### EXERCISE DIRECTIONS
Copy out each line in the material below that has the word "Custo".

### EXTRACTED DATA
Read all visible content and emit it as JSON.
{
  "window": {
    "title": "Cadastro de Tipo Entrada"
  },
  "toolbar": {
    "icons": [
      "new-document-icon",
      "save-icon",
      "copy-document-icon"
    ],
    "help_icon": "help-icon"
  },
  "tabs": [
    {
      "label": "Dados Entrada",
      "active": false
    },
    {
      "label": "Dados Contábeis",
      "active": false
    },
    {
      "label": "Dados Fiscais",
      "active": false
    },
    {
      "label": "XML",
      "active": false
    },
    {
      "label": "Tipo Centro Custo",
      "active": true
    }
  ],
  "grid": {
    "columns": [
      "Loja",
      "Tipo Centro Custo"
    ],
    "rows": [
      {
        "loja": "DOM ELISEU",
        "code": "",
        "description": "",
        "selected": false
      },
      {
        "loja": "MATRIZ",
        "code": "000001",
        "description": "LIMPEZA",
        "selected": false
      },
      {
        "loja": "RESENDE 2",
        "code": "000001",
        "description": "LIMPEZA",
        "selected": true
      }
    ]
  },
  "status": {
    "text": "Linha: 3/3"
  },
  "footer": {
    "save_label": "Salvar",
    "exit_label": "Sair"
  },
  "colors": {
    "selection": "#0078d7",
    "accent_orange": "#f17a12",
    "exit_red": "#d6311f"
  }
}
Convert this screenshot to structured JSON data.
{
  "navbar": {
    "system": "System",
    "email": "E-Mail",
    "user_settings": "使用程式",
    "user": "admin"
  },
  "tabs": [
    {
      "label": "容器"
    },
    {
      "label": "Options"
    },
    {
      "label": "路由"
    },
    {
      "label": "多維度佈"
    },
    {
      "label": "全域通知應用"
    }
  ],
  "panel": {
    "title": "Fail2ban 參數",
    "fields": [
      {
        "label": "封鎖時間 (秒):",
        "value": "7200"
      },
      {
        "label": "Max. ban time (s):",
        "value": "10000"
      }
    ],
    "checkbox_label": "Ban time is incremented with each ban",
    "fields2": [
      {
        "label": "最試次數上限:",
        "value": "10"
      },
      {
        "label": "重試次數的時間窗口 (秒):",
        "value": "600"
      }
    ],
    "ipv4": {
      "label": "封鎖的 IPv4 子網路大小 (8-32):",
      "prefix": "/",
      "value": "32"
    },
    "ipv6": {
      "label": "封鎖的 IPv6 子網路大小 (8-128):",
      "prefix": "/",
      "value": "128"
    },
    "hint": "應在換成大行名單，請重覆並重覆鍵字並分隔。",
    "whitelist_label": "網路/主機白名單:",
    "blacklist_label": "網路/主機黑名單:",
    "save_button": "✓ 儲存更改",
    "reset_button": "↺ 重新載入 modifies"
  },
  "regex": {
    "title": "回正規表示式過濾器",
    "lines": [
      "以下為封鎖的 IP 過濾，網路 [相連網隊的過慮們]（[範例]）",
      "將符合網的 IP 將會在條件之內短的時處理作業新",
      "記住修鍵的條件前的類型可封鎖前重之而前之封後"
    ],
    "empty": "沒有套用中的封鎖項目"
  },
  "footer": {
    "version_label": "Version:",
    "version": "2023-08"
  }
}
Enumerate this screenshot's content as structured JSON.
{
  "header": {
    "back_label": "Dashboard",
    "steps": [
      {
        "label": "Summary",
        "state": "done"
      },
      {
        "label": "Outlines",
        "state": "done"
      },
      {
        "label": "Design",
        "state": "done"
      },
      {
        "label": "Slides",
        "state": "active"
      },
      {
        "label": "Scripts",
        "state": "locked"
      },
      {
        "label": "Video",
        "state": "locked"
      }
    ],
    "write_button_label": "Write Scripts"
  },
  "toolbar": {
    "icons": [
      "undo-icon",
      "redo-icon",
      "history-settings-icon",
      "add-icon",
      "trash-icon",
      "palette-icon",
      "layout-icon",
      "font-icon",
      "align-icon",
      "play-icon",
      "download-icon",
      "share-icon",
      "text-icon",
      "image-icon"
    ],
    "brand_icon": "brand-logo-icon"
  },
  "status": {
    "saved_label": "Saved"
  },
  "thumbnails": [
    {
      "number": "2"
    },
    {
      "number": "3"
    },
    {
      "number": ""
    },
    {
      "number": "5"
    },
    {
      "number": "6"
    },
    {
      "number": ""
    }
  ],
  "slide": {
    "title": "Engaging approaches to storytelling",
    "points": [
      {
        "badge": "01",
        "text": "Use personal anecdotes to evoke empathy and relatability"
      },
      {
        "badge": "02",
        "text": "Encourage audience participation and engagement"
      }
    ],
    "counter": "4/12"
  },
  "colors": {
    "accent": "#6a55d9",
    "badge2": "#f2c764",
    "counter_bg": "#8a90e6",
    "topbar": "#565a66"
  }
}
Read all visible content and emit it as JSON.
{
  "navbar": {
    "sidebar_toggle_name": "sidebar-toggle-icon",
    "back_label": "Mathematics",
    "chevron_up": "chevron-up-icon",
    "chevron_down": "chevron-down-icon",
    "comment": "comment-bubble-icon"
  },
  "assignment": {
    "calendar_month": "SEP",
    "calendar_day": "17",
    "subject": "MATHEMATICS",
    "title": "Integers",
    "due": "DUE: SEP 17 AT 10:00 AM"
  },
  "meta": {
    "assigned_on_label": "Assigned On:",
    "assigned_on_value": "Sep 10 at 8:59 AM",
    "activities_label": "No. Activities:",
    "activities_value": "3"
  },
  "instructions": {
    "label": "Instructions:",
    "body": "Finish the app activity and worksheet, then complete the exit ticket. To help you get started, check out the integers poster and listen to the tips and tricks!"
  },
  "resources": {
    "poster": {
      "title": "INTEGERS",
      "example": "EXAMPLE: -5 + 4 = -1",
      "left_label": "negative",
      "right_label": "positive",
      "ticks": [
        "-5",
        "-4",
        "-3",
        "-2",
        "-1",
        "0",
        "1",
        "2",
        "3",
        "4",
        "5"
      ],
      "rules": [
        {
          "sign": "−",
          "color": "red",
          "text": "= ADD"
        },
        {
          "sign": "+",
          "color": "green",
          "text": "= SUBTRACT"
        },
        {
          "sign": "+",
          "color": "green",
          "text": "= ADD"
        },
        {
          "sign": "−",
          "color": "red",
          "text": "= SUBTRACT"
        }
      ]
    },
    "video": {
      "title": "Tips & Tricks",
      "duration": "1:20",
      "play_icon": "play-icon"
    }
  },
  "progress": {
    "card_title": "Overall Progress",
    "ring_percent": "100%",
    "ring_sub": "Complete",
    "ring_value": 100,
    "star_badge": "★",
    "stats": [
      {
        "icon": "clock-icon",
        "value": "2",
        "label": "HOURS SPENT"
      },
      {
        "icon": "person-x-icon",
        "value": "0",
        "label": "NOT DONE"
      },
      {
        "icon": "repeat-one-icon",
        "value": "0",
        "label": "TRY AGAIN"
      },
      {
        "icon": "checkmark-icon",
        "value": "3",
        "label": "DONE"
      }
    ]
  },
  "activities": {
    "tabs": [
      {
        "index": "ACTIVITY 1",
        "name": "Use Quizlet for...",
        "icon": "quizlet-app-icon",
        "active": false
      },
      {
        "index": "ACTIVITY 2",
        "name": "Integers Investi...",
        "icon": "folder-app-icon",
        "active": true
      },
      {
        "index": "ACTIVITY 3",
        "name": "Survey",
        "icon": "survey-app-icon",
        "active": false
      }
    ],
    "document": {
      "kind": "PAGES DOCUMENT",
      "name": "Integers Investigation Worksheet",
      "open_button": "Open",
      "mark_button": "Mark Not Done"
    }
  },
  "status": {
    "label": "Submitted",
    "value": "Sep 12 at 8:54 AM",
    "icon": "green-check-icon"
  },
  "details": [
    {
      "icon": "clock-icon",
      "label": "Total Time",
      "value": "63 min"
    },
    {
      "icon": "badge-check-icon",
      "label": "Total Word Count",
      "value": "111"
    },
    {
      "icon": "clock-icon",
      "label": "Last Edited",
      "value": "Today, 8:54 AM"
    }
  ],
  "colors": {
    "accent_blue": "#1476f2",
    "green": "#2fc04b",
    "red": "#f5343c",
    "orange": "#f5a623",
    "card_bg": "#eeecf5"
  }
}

### ANSWER FOR THE TASK
      "label": "Tipo Centro Custo",
      "Tipo Centro Custo"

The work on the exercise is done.